— start —

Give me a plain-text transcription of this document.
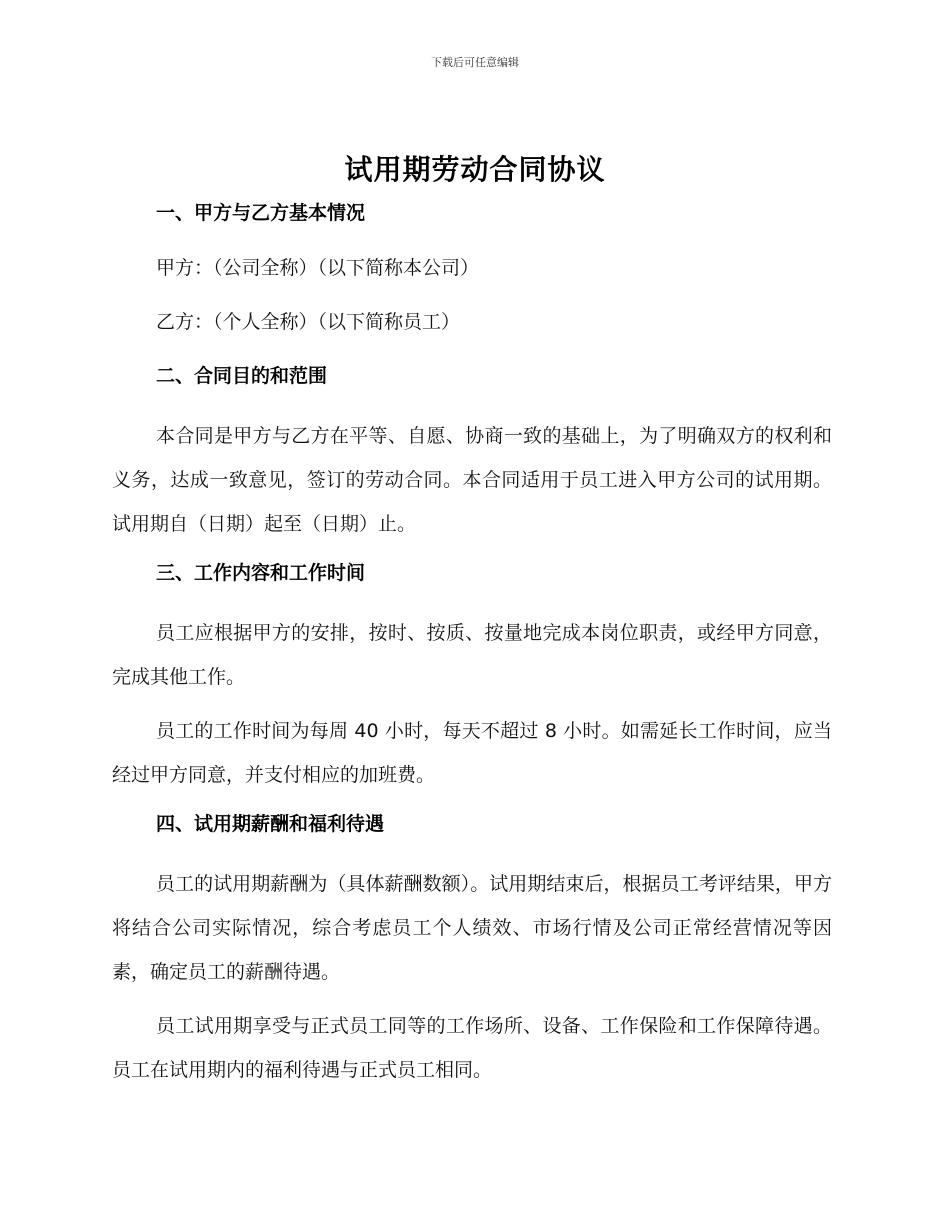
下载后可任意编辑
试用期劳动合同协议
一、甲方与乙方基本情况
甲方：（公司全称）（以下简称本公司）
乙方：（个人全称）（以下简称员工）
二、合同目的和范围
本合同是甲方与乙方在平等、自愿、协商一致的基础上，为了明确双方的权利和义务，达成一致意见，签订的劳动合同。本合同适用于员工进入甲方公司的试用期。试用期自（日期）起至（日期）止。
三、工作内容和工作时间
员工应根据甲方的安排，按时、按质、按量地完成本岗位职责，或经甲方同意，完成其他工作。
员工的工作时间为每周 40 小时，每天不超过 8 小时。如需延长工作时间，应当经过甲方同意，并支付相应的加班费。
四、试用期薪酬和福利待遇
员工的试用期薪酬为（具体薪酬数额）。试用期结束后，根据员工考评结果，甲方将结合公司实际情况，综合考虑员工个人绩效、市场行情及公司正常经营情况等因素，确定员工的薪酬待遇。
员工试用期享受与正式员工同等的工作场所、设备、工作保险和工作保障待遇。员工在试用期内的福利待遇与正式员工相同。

— end —
— start —

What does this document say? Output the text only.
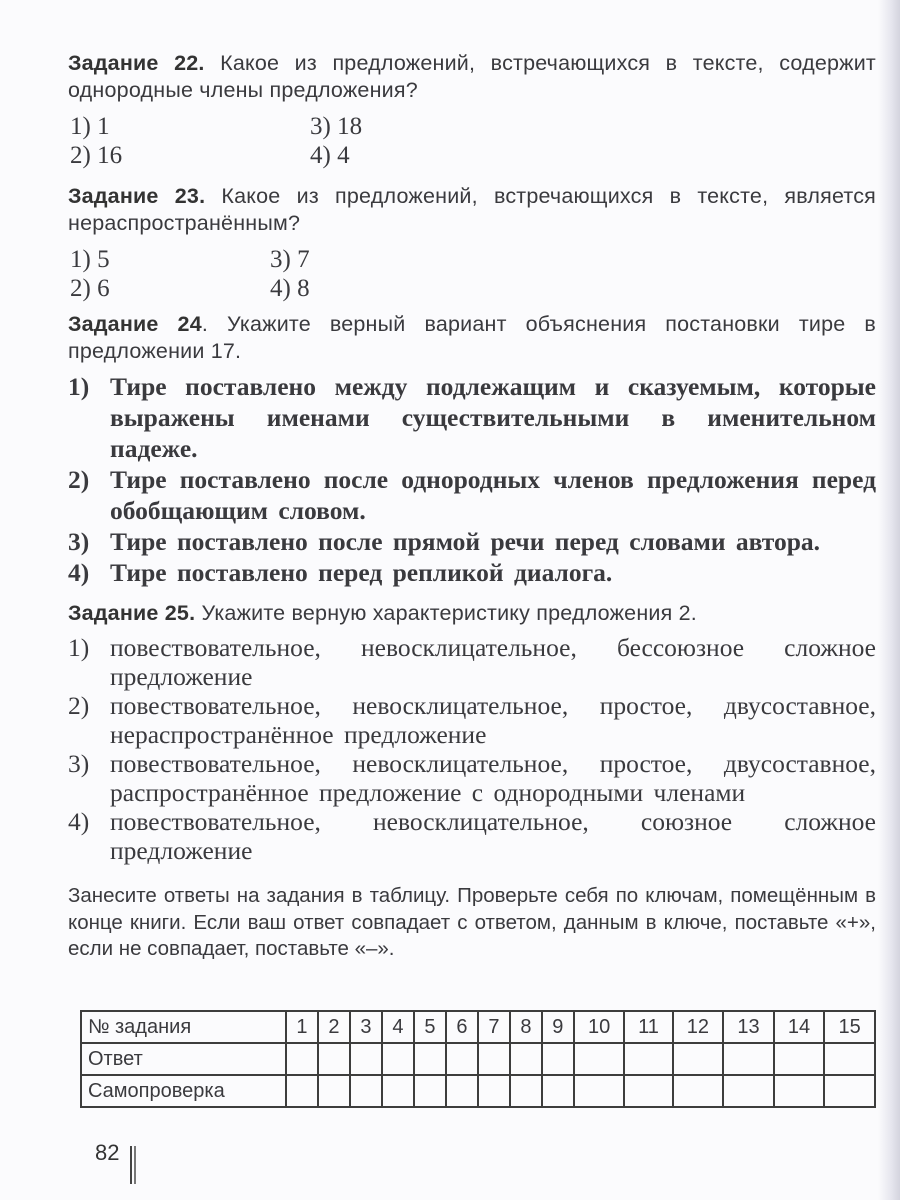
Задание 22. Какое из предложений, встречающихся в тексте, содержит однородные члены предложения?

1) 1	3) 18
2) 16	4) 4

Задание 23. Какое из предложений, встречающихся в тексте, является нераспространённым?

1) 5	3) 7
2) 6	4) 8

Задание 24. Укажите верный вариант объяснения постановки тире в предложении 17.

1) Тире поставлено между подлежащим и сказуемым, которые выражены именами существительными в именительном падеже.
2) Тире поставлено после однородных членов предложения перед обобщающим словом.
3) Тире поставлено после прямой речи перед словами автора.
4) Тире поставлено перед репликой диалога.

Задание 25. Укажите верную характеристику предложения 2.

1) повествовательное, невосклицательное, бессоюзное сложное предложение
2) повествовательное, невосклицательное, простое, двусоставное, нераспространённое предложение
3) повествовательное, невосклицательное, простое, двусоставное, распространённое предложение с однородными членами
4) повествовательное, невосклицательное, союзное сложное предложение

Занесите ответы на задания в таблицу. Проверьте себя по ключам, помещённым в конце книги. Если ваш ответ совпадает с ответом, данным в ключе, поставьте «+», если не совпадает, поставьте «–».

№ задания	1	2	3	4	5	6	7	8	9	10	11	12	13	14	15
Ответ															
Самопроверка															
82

— end —

* [Given problem]
What is the number of lines above that contain the string "Какое"? Answer with the number alone.

* [Solution for this task]
2